- WHAT THIS TASK INVOLVES: Find the lines that contain the word "with" and copy each one.

-------- MATERIAL SHOWN

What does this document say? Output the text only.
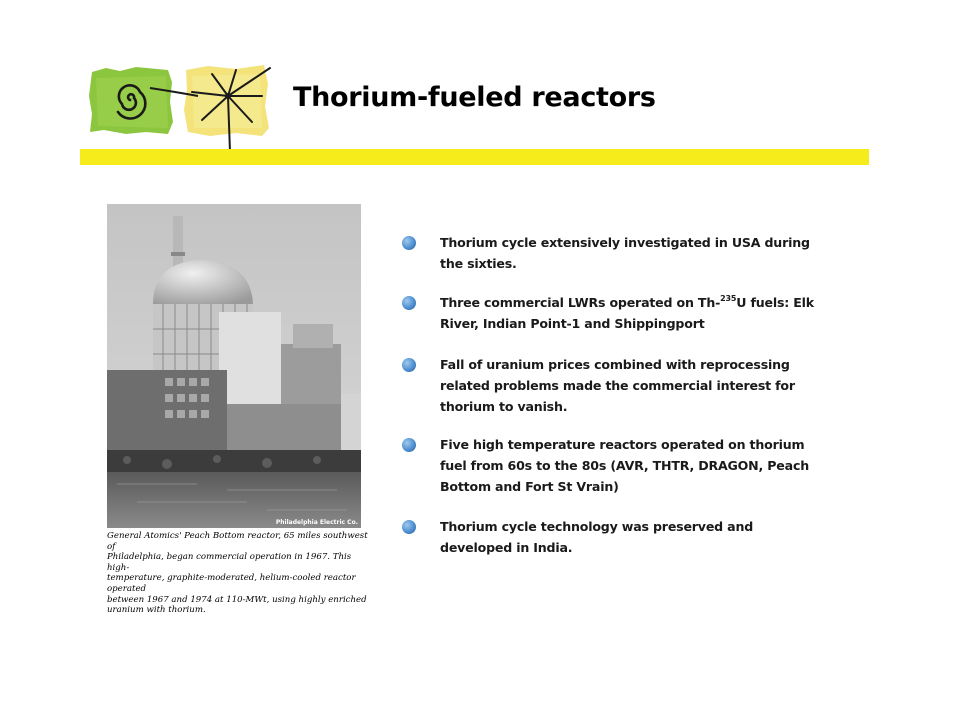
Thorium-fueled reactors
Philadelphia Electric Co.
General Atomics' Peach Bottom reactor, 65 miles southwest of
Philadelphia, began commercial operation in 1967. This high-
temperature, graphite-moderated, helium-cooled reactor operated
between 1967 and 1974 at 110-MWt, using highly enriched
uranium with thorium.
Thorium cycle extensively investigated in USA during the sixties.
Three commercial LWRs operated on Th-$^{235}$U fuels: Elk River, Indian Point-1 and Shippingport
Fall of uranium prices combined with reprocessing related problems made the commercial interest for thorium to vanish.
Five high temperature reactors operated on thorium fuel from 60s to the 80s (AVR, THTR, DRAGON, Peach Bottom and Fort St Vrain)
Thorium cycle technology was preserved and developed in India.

----------------
-------- MATERIAL SHOWN

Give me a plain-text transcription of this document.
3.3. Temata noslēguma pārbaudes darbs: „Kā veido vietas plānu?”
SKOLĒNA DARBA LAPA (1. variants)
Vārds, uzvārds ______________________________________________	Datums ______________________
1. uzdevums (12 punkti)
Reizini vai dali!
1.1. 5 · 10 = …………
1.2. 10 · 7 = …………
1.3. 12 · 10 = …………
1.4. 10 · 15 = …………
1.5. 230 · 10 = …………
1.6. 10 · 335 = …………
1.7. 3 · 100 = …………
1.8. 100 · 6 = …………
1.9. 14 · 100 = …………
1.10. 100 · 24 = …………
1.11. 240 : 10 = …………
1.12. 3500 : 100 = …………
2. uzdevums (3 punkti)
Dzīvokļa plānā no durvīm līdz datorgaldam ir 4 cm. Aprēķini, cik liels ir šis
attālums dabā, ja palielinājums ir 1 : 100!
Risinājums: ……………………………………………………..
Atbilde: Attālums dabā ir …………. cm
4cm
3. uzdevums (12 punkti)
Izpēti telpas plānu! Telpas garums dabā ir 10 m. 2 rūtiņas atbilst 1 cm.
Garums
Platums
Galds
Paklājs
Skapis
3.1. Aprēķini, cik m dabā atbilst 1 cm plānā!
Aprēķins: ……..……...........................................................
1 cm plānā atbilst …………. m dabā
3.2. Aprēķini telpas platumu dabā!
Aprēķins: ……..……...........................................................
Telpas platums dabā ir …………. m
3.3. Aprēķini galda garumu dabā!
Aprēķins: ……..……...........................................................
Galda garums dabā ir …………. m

----------------

- TASK RESPONSE:
uranium with thorium.
Fall of uranium prices combined with reprocessing related problems made the commercial interest for thorium to vanish.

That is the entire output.